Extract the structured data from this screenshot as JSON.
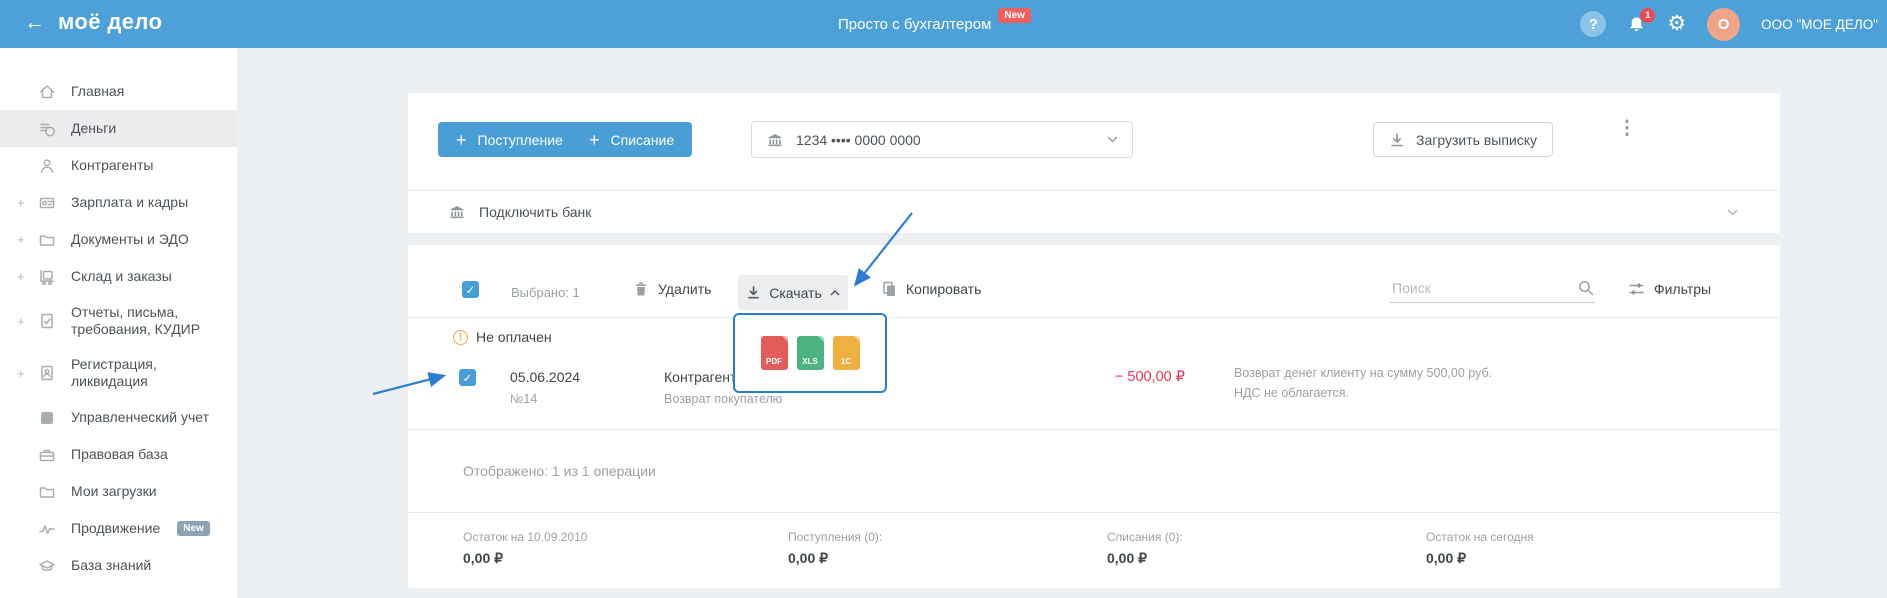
{
  "topbar": {
    "logo": "моё дело",
    "tagline": "Просто с бухгалтером",
    "new_badge": "New",
    "notification_count": "1",
    "avatar_letter": "O",
    "company": "ООО \"МОЕ ДЕЛО\""
  },
  "icons": {
    "back_arrow": "←",
    "help": "?",
    "gear": "⚙",
    "kebab": "⋮",
    "plus": "+",
    "check": "✓",
    "warning": "!",
    "ruble": "₽"
  },
  "sidebar": {
    "items": [
      {
        "label": "Главная",
        "icon": "home"
      },
      {
        "label": "Деньги",
        "icon": "money",
        "active": true
      },
      {
        "label": "Контрагенты",
        "icon": "counterparties"
      },
      {
        "label": "Зарплата и кадры",
        "icon": "salary",
        "expandable": true
      },
      {
        "label": "Документы и ЭДО",
        "icon": "documents",
        "expandable": true
      },
      {
        "label": "Склад и заказы",
        "icon": "warehouse",
        "expandable": true
      },
      {
        "label": "Отчеты, письма, требования, КУДИР",
        "icon": "reports",
        "expandable": true
      },
      {
        "label": "Регистрация, ликвидация",
        "icon": "registration",
        "expandable": true
      },
      {
        "label": "Управленческий учет",
        "icon": "management"
      },
      {
        "label": "Правовая база",
        "icon": "legal"
      },
      {
        "label": "Мои загрузки",
        "icon": "downloads"
      },
      {
        "label": "Продвижение",
        "icon": "promotion",
        "badge": "New"
      },
      {
        "label": "База знаний",
        "icon": "knowledge"
      }
    ]
  },
  "actions": {
    "income_button": "Поступление",
    "expense_button": "Списание",
    "account_select": "1234 •••• 0000 0000",
    "upload_statement": "Загрузить выписку",
    "connect_bank": "Подключить банк"
  },
  "toolbar": {
    "selected_label": "Выбрано: 1",
    "delete": "Удалить",
    "download": "Скачать",
    "copy": "Копировать",
    "search_placeholder": "Поиск",
    "filters": "Фильтры",
    "download_options": [
      "PDF",
      "XLS",
      "1C"
    ]
  },
  "operation": {
    "status": "Не оплачен",
    "date": "05.06.2024",
    "number": "№14",
    "counterparty": "Контрагент",
    "operation_type": "Возврат покупателю",
    "amount": "− 500,00 ₽",
    "description_line1": "Возврат денег клиенту на сумму 500,00 руб.",
    "description_line2": "НДС не облагается."
  },
  "footer": {
    "shown": "Отображено: 1 из 1 операции",
    "summary": [
      {
        "label": "Остаток на 10.09.2010",
        "value": "0,00 ₽"
      },
      {
        "label": "Поступления (0):",
        "value": "0,00 ₽"
      },
      {
        "label": "Списания (0):",
        "value": "0,00 ₽"
      },
      {
        "label": "Остаток на сегодня",
        "value": "0,00 ₽"
      }
    ]
  },
  "colors": {
    "topbar_blue": "#4da1d8",
    "accent_blue": "#4a9ed6",
    "amount_red": "#e0335a",
    "warning_orange": "#f0a63c",
    "new_badge_red": "#ee5f5f",
    "dropdown_border_blue": "#2b7cc9",
    "pdf_red": "#e25c5c",
    "xls_green": "#4cb381",
    "onec_amber": "#eeb041"
  }
}
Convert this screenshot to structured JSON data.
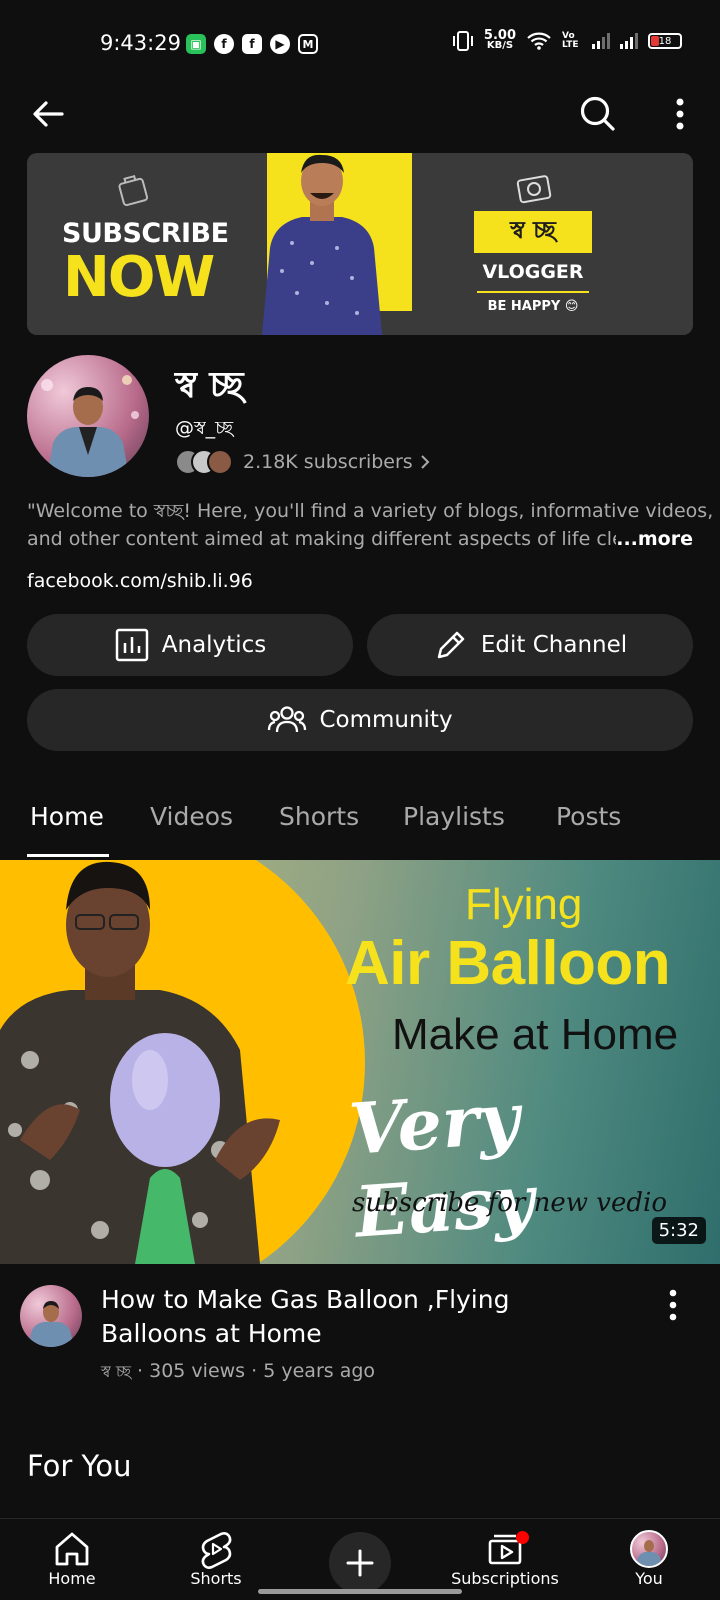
{
  "status_bar": {
    "time": "9:43:29",
    "notif_icons": [
      "app-icon",
      "facebook-icon",
      "facebook-square-icon",
      "youtube-icon",
      "gmail-icon"
    ],
    "speed_value": "5.00",
    "speed_unit": "KB/S",
    "volte": "Vo\nLTE",
    "battery": "18"
  },
  "banner": {
    "subscribe": "SUBSCRIBE",
    "now": "NOW",
    "brand": "স্ব চ্ছ",
    "vlogger": "VLOGGER",
    "tagline": "BE HAPPY 😊"
  },
  "channel": {
    "name": "স্ব চ্ছ",
    "handle": "@স্ব_চ্ছ",
    "subscribers": "2.18K subscribers",
    "description_line1": "\"Welcome to স্বচ্ছ! Here, you'll find a variety of blogs, informative videos,",
    "description_line2": "and other content aimed at making different aspects of life clea",
    "more_label": "...more",
    "link": "facebook.com/shib.li.96"
  },
  "buttons": {
    "analytics": "Analytics",
    "edit_channel": "Edit Channel",
    "community": "Community"
  },
  "tabs": [
    {
      "label": "Home",
      "active": true
    },
    {
      "label": "Videos",
      "active": false
    },
    {
      "label": "Shorts",
      "active": false
    },
    {
      "label": "Playlists",
      "active": false
    },
    {
      "label": "Posts",
      "active": false
    }
  ],
  "featured_video": {
    "thumb_line1": "Flying",
    "thumb_line2": "Air Balloon",
    "thumb_line3": "Make at Home",
    "thumb_line4": "Very Easy",
    "thumb_line5": "subscribe for new vedio",
    "duration": "5:32",
    "title": "How to Make Gas Balloon ,Flying Balloons at Home",
    "channel": "স্ব চ্ছ",
    "views": "305 views",
    "age": "5 years ago"
  },
  "section_title": "For You",
  "bottom_nav": {
    "home": "Home",
    "shorts": "Shorts",
    "subscriptions": "Subscriptions",
    "you": "You"
  },
  "colors": {
    "background": "#0f0f0f",
    "chip": "#272727",
    "secondary_text": "#aaaaaa",
    "banner_yellow": "#f5e11c",
    "notification_red": "#ff0000"
  }
}
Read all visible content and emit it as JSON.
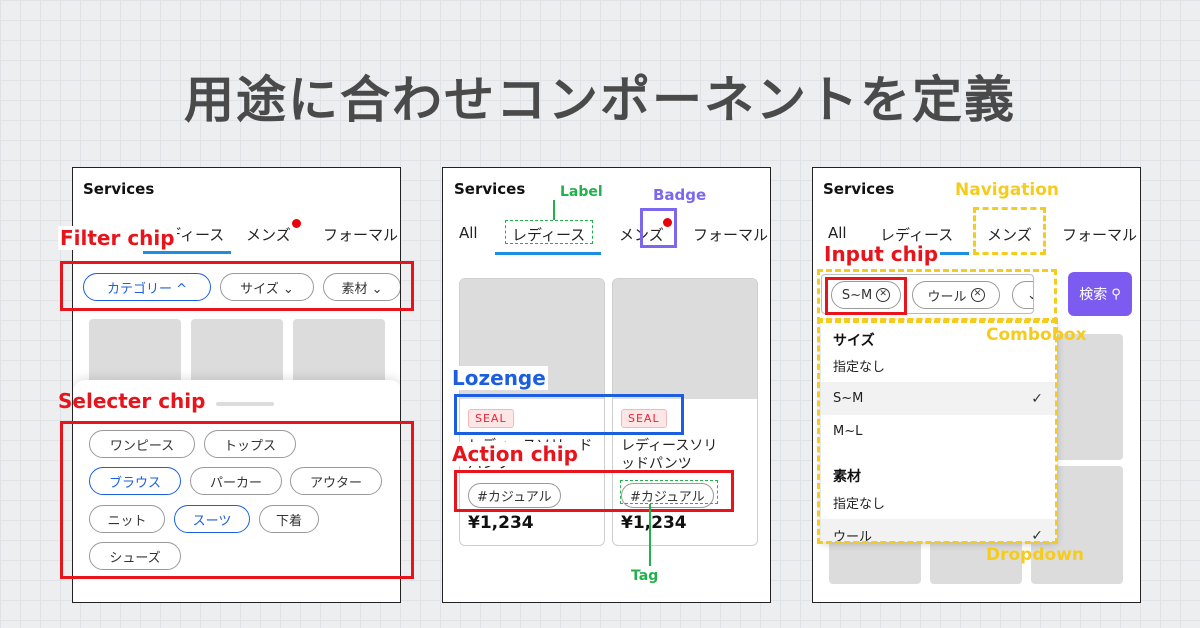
{
  "title": "用途に合わせコンポーネントを定義",
  "panels": {
    "left": {
      "services": "Services",
      "tabs": [
        "レディース",
        "メンズ",
        "フォーマル"
      ],
      "filter_chips": [
        "カテゴリー ^",
        "サイズ ⌄",
        "素材 ⌄"
      ],
      "selector_chips": [
        "ワンピース",
        "トップス",
        "ブラウス",
        "パーカー",
        "アウター",
        "ニット",
        "スーツ",
        "下着",
        "シューズ"
      ],
      "selected": [
        "ブラウス",
        "スーツ"
      ]
    },
    "middle": {
      "services": "Services",
      "tabs": [
        "All",
        "レディース",
        "メンズ",
        "フォーマル"
      ],
      "cards": [
        {
          "seal": "SEAL",
          "name": "レディースソリッドパンツ",
          "tag": "#カジュアル",
          "price": "¥1,234"
        },
        {
          "seal": "SEAL",
          "name": "レディースソリッドパンツ",
          "tag": "#カジュアル",
          "price": "¥1,234"
        }
      ]
    },
    "right": {
      "services": "Services",
      "tabs": [
        "All",
        "レディース",
        "メンズ",
        "フォーマル"
      ],
      "input_chips": [
        "S~M",
        "ウール"
      ],
      "search_label": "検索",
      "dropdown": {
        "size_header": "サイズ",
        "size_options": [
          "指定なし",
          "S~M",
          "M~L"
        ],
        "material_header": "素材",
        "material_options": [
          "指定なし",
          "ウール"
        ],
        "check": "✓"
      }
    }
  },
  "annotations": {
    "filter_chip": "Filter chip",
    "selecter_chip": "Selecter chip",
    "label": "Label",
    "badge": "Badge",
    "lozenge": "Lozenge",
    "action_chip": "Action chip",
    "tag": "Tag",
    "navigation": "Navigation",
    "input_chip": "Input chip",
    "combobox": "Combobox",
    "dropdown": "Dropdown"
  },
  "colors": {
    "annotation_red": "#e8141c",
    "annotation_blue": "#1b5fe0",
    "annotation_green": "#22b14c",
    "annotation_purple": "#7b68ee",
    "annotation_yellow": "#f5cc1e",
    "tab_indicator": "#1c8fe0",
    "badge_dot": "#e8000b",
    "search_button": "#7c5cf0"
  }
}
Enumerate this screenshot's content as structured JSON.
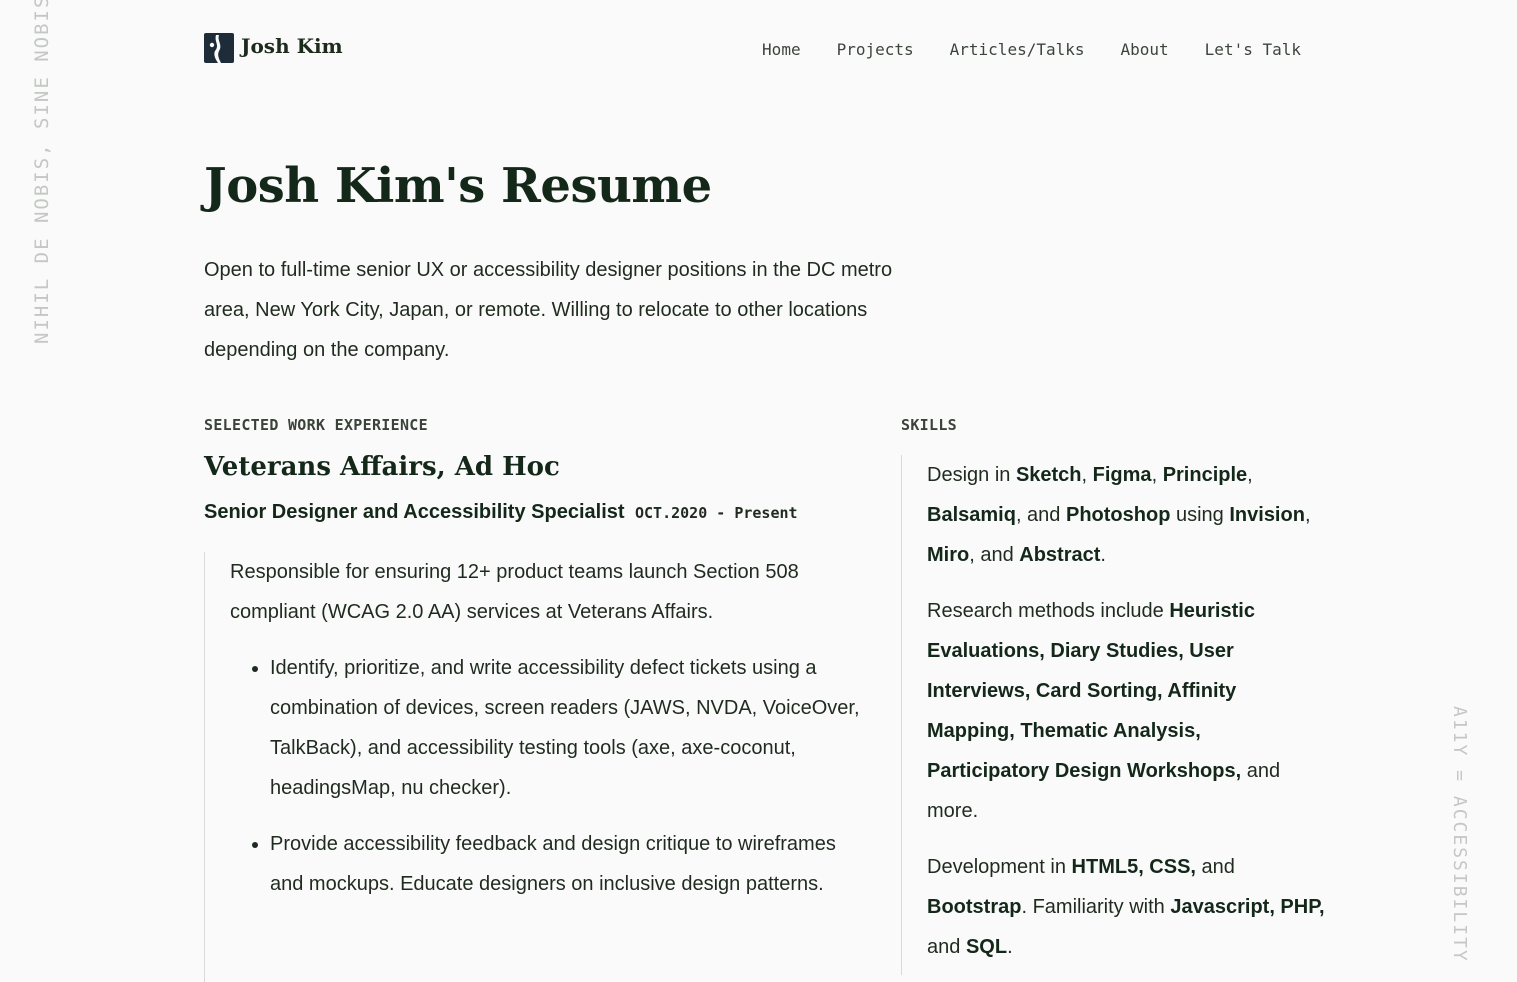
{
  "side_texts": {
    "left": "NIHIL DE NOBIS, SINE NOBIS",
    "right": "A11Y = ACCESSIBILITY"
  },
  "header": {
    "logo_text": "Josh Kim",
    "nav": [
      {
        "label": "Home"
      },
      {
        "label": "Projects"
      },
      {
        "label": "Articles/Talks"
      },
      {
        "label": "About"
      },
      {
        "label": "Let's Talk"
      }
    ]
  },
  "page": {
    "title": "Josh Kim's Resume",
    "intro": "Open to full-time senior UX or accessibility designer positions in the DC metro area, New York City, Japan, or remote. Willing to relocate to other locations depending on the company."
  },
  "work": {
    "section_label": "SELECTED WORK EXPERIENCE",
    "job": {
      "company": "Veterans Affairs, Ad Hoc",
      "title": "Senior Designer and Accessibility Specialist",
      "dates": "OCT.2020 - Present",
      "description": "Responsible for ensuring 12+ product teams launch Section 508 compliant (WCAG 2.0 AA) services at Veterans Affairs.",
      "bullets": [
        "Identify, prioritize, and write accessibility defect tickets using a combination of devices, screen readers (JAWS, NVDA, VoiceOver, TalkBack), and accessibility testing tools (axe, axe-coconut, headingsMap, nu checker).",
        "Provide accessibility feedback and design critique to wireframes and mockups. Educate designers on inclusive design patterns."
      ]
    }
  },
  "skills": {
    "section_label": "SKILLS",
    "paragraphs": [
      [
        {
          "t": "Design in "
        },
        {
          "t": "Sketch",
          "b": true
        },
        {
          "t": ", "
        },
        {
          "t": "Figma",
          "b": true
        },
        {
          "t": ", "
        },
        {
          "t": "Principle",
          "b": true
        },
        {
          "t": ", "
        },
        {
          "t": "Balsamiq",
          "b": true
        },
        {
          "t": ", and "
        },
        {
          "t": "Photoshop",
          "b": true
        },
        {
          "t": " using "
        },
        {
          "t": "Invision",
          "b": true
        },
        {
          "t": ", "
        },
        {
          "t": "Miro",
          "b": true
        },
        {
          "t": ", and "
        },
        {
          "t": "Abstract",
          "b": true
        },
        {
          "t": "."
        }
      ],
      [
        {
          "t": "Research methods include "
        },
        {
          "t": "Heuristic Evaluations, Diary Studies, User Interviews, Card Sorting, Affinity Mapping, Thematic Analysis, Participatory Design Workshops,",
          "b": true
        },
        {
          "t": " and more."
        }
      ],
      [
        {
          "t": "Development in "
        },
        {
          "t": "HTML5, CSS,",
          "b": true
        },
        {
          "t": " and "
        },
        {
          "t": "Bootstrap",
          "b": true
        },
        {
          "t": ". Familiarity with "
        },
        {
          "t": "Javascript, PHP,",
          "b": true
        },
        {
          "t": " and "
        },
        {
          "t": "SQL",
          "b": true
        },
        {
          "t": "."
        }
      ]
    ]
  }
}
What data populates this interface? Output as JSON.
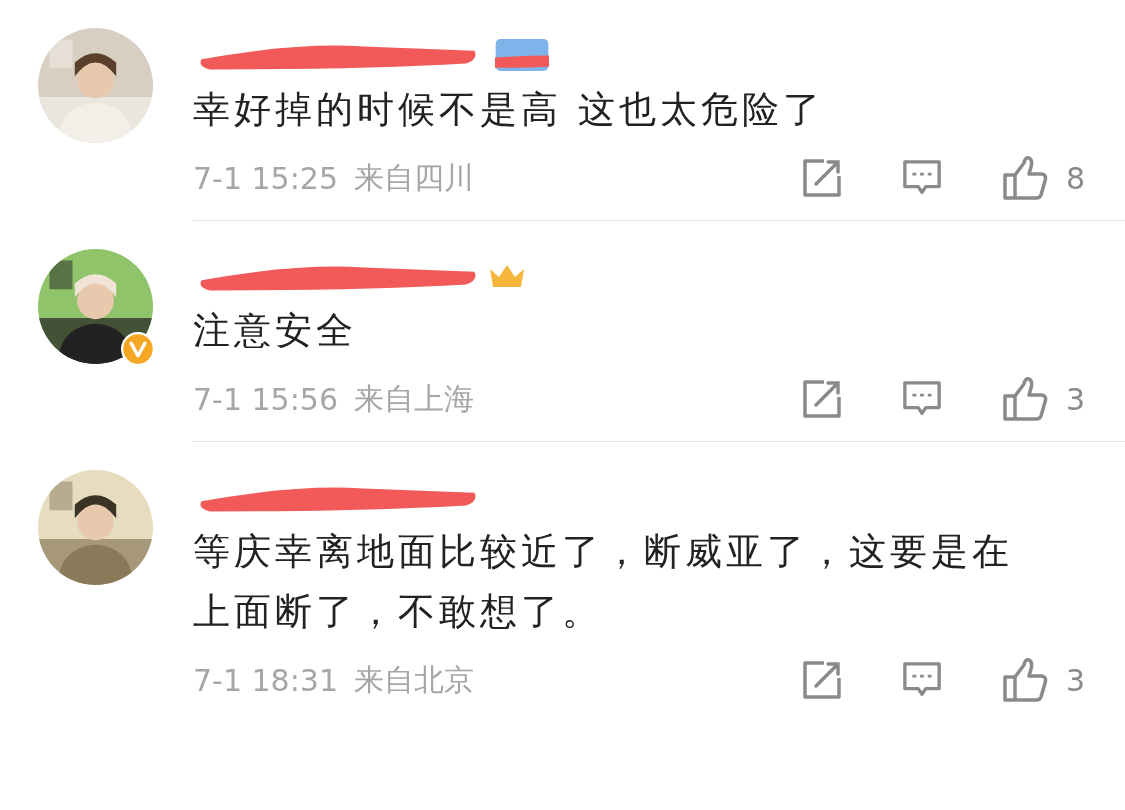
{
  "comments": [
    {
      "avatar": {
        "kind": "picture",
        "verified": false
      },
      "badge": {
        "kind": "fan"
      },
      "text": "幸好掉的时候不是高 这也太危险了",
      "time": "7-1 15:25",
      "location": "来自四川",
      "likes": "8"
    },
    {
      "avatar": {
        "kind": "picture",
        "verified": true
      },
      "badge": {
        "kind": "crown"
      },
      "text": "注意安全",
      "time": "7-1 15:56",
      "location": "来自上海",
      "likes": "3"
    },
    {
      "avatar": {
        "kind": "picture",
        "verified": false
      },
      "text": "等庆幸离地面比较近了，断威亚了，这要是在上面断了，不敢想了。",
      "time": "7-1 18:31",
      "location": "来自北京",
      "likes": "3"
    }
  ]
}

# # # # # # #

| PROBLEM REQUIREMENTS |
Determine how many lines of the records above contain the word "structured", and report only that number.

| EXERCISE SOLUTION |
3